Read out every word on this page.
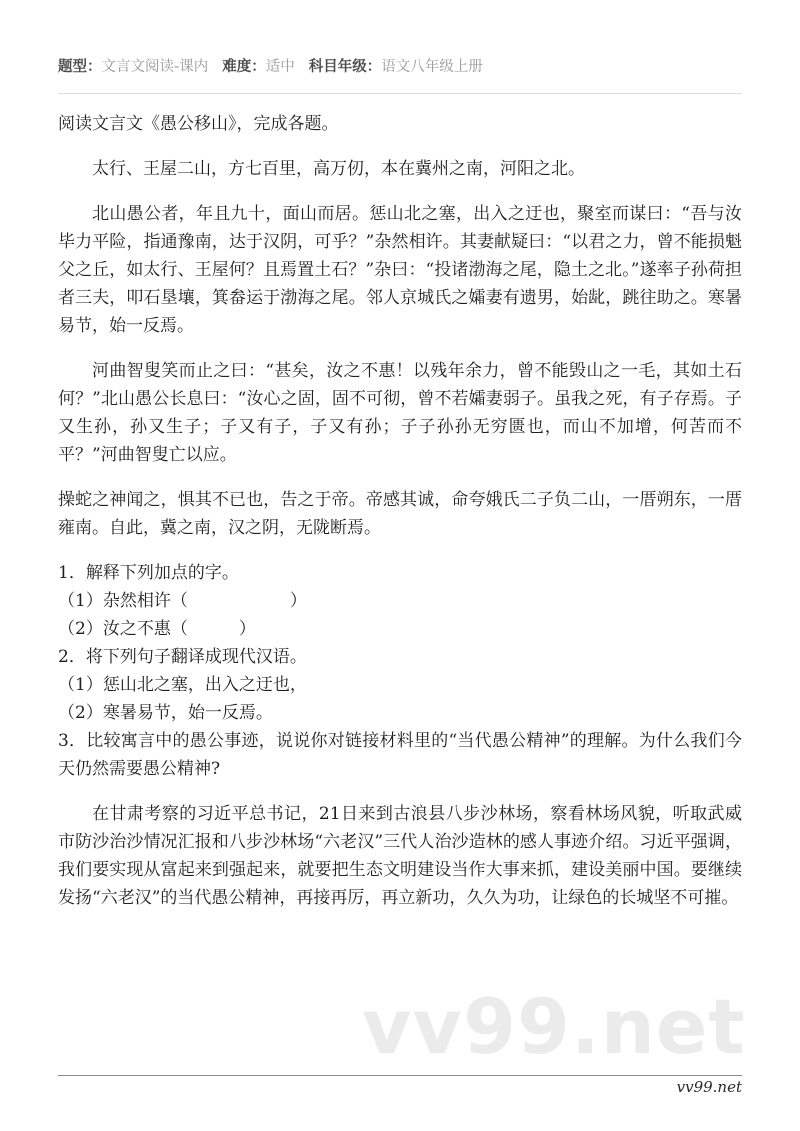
题型：文言文阅读-课内 难度：适中 科目年级：语文八年级上册

阅读文言文《愚公移山》，完成各题。

太行、王屋二山，方七百里，高万仞，本在冀州之南，河阳之北。

北山愚公者，年且九十，面山而居。惩山北之塞，出入之迂也，聚室而谋曰：“吾与汝毕力平险，指通豫南，达于汉阴，可乎？”杂然相许。其妻献疑曰：“以君之力，曾不能损魁父之丘，如太行、王屋何？且焉置土石？”杂曰：“投诸渤海之尾，隐土之北。”遂率子孙荷担者三夫，叩石垦壤，箕畚运于渤海之尾。邻人京城氏之孀妻有遗男，始龀，跳往助之。寒暑易节，始一反焉。

河曲智叟笑而止之曰：“甚矣，汝之不惠！以残年余力，曾不能毁山之一毛，其如土石何？”北山愚公长息曰：“汝心之固，固不可彻，曾不若孀妻弱子。虽我之死，有子存焉。子又生孙，孙又生子；子又有子，子又有孙；子子孙孙无穷匮也，而山不加增，何苦而不平？”河曲智叟亡以应。

操蛇之神闻之，惧其不已也，告之于帝。帝感其诚，命夸娥氏二子负二山，一厝朔东，一厝雍南。自此，冀之南，汉之阴，无陇断焉。

1．解释下列加点的字。

（1）杂然相许（　　　　　　）

（2）汝之不惠（　　　）

2．将下列句子翻译成现代汉语。

（1）惩山北之塞，出入之迂也，

（2）寒暑易节，始一反焉。

3．比较寓言中的愚公事迹，说说你对链接材料里的“当代愚公精神”的理解。为什么我们今天仍然需要愚公精神?

在甘肃考察的习近平总书记，21日来到古浪县八步沙林场，察看林场风貌，听取武威市防沙治沙情况汇报和八步沙林场“六老汉”三代人治沙造林的感人事迹介绍。习近平强调，我们要实现从富起来到强起来，就要把生态文明建设当作大事来抓，建设美丽中国。要继续发扬“六老汉”的当代愚公精神，再接再厉，再立新功，久久为功，让绿色的长城坚不可摧。

vv99.net
vv99.net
====================
» Exercise instructions:
In your copy of the records, include no pictures; repeat everything else exactly.

» Reply to the task:
Read out every word on this page.
题型：文言文阅读-课内 难度：适中 科目年级：语文八年级上册

阅读文言文《愚公移山》，完成各题。

太行、王屋二山，方七百里，高万仞，本在冀州之南，河阳之北。

北山愚公者，年且九十，面山而居。惩山北之塞，出入之迂也，聚室而谋曰：“吾与汝毕力平险，指通豫南，达于汉阴，可乎？”杂然相许。其妻献疑曰：“以君之力，曾不能损魁父之丘，如太行、王屋何？且焉置土石？”杂曰：“投诸渤海之尾，隐土之北。”遂率子孙荷担者三夫，叩石垦壤，箕畚运于渤海之尾。邻人京城氏之孀妻有遗男，始龀，跳往助之。寒暑易节，始一反焉。

河曲智叟笑而止之曰：“甚矣，汝之不惠！以残年余力，曾不能毁山之一毛，其如土石何？”北山愚公长息曰：“汝心之固，固不可彻，曾不若孀妻弱子。虽我之死，有子存焉。子又生孙，孙又生子；子又有子，子又有孙；子子孙孙无穷匮也，而山不加增，何苦而不平？”河曲智叟亡以应。

操蛇之神闻之，惧其不已也，告之于帝。帝感其诚，命夸娥氏二子负二山，一厝朔东，一厝雍南。自此，冀之南，汉之阴，无陇断焉。

1．解释下列加点的字。

（1）杂然相许（　　　　　　）

（2）汝之不惠（　　　）

2．将下列句子翻译成现代汉语。

（1）惩山北之塞，出入之迂也，

（2）寒暑易节，始一反焉。

3．比较寓言中的愚公事迹，说说你对链接材料里的“当代愚公精神”的理解。为什么我们今天仍然需要愚公精神?

在甘肃考察的习近平总书记，21日来到古浪县八步沙林场，察看林场风貌，听取武威市防沙治沙情况汇报和八步沙林场“六老汉”三代人治沙造林的感人事迹介绍。习近平强调，我们要实现从富起来到强起来，就要把生态文明建设当作大事来抓，建设美丽中国。要继续发扬“六老汉”的当代愚公精神，再接再厉，再立新功，久久为功，让绿色的长城坚不可摧。

vv99.net
vv99.net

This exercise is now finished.